_What to produce_
Return the following lines and nothing else: the one holding "Convert this document image to plain text." and all those after it in the records below, unchanged, minus any pictures.

_Data shown_
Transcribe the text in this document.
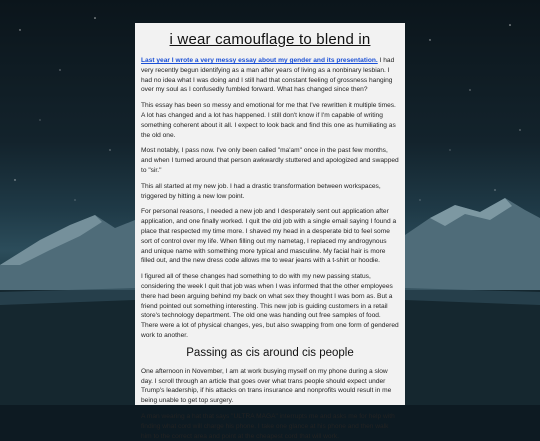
i wear camouflage to blend in

Last year I wrote a very messy essay about my gender and its presentation. I had very recently begun identifying as a man after years of living as a nonbinary lesbian. I had no idea what I was doing and I still had that constant feeling of grossness hanging over my soul as I confusedly fumbled forward. What has changed since then?

This essay has been so messy and emotional for me that I've rewritten it multiple times. A lot has changed and a lot has happened. I still don't know if I'm capable of writing something coherent about it all. I expect to look back and find this one as humiliating as the old one.

Most notably, I pass now. I've only been called "ma'am" once in the past few months, and when I turned around that person awkwardly stuttered and apologized and swapped to "sir."

This all started at my new job. I had a drastic transformation between workspaces, triggered by hitting a new low point.

For personal reasons, I needed a new job and I desperately sent out application after application, and one finally worked. I quit the old job with a single email saying I found a place that respected my time more. I shaved my head in a desperate bid to feel some sort of control over my life. When filling out my nametag, I replaced my androgynous and unique name with something more typical and masculine. My facial hair is more filled out, and the new dress code allows me to wear jeans with a t-shirt or hoodie.

I figured all of these changes had something to do with my new passing status, considering the week I quit that job was when I was informed that the other employees there had been arguing behind my back on what sex they thought I was born as. But a friend pointed out something interesting. This new job is guiding customers in a retail store's technology department. The old one was handing out free samples of food. There were a lot of physical changes, yes, but also swapping from one form of gendered work to another.

Passing as cis around cis people

One afternoon in November, I am at work busying myself on my phone during a slow day. I scroll through an article that goes over what trans people should expect under Trump's leadership, if his attacks on trans insurance and nonprofits would result in me being unable to get top surgery.

A man wearing a hat that says "ULTRA MAGA" interrupts me and asks me for help with finding what cord will charge his phone. I take one glance at his phone and then walk him to the correct area and point at the cheapest cord that will work.
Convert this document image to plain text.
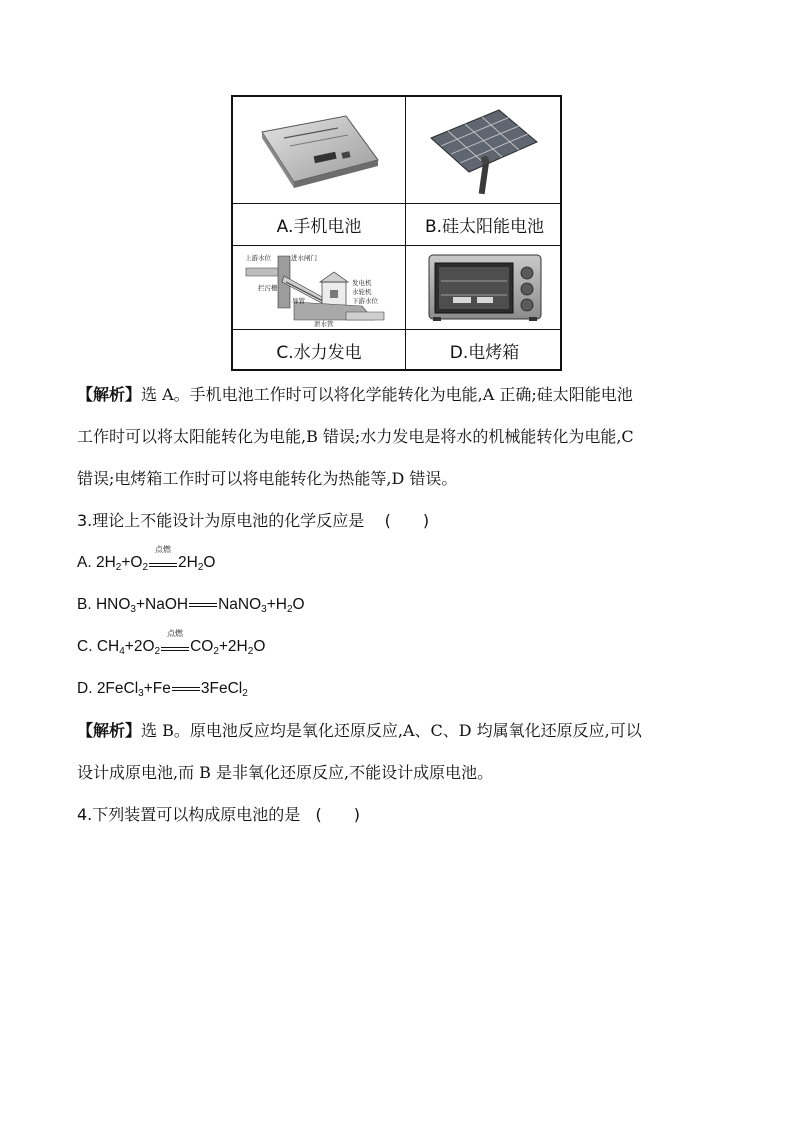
A.手机电池	B.硅太阳能电池
上游水位	进水闸门
拦污栅
导管
发电机
水轮机
下游水位
泄水管
C.水力发电	D.电烤箱
【解析】选 A。手机电池工作时可以将化学能转化为电能,A 正确;硅太阳能电池
工作时可以将太阳能转化为电能,B 错误;水力发电是将水的机械能转化为电能,C
错误;电烤箱工作时可以将电能转化为热能等,D 错误。
3.理论上不能设计为原电池的化学反应是 (　　)
A. $2H_2+O_2$
点燃
$2H_2O$
B. $HNO_3+NaOH$ $NaNO_3+H_2O$
C. $CH_4+2O_2$
点燃
$CO_2+2H_2O$
D. 2FeCl$_3$+Fe 3FeCl$_2$
【解析】选 B。原电池反应均是氧化还原反应,A、C、D 均属氧化还原反应,可以
设计成原电池,而 B 是非氧化还原反应,不能设计成原电池。
4.下列装置可以构成原电池的是 (　　)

_Result_
Convert this document image to plain text.
A.手机电池	B.硅太阳能电池
上游水位	进水闸门
拦污栅
导管
发电机
水轮机
下游水位
泄水管
C.水力发电	D.电烤箱
【解析】选 A。手机电池工作时可以将化学能转化为电能,A 正确;硅太阳能电池
工作时可以将太阳能转化为电能,B 错误;水力发电是将水的机械能转化为电能,C
错误;电烤箱工作时可以将电能转化为热能等,D 错误。
3.理论上不能设计为原电池的化学反应是 (　　)
A. $2H_2+O_2$
点燃
$2H_2O$
B. $HNO_3+NaOH$ $NaNO_3+H_2O$
C. $CH_4+2O_2$
点燃
$CO_2+2H_2O$
D. 2FeCl$_3$+Fe 3FeCl$_2$
【解析】选 B。原电池反应均是氧化还原反应,A、C、D 均属氧化还原反应,可以
设计成原电池,而 B 是非氧化还原反应,不能设计成原电池。
4.下列装置可以构成原电池的是 (　　)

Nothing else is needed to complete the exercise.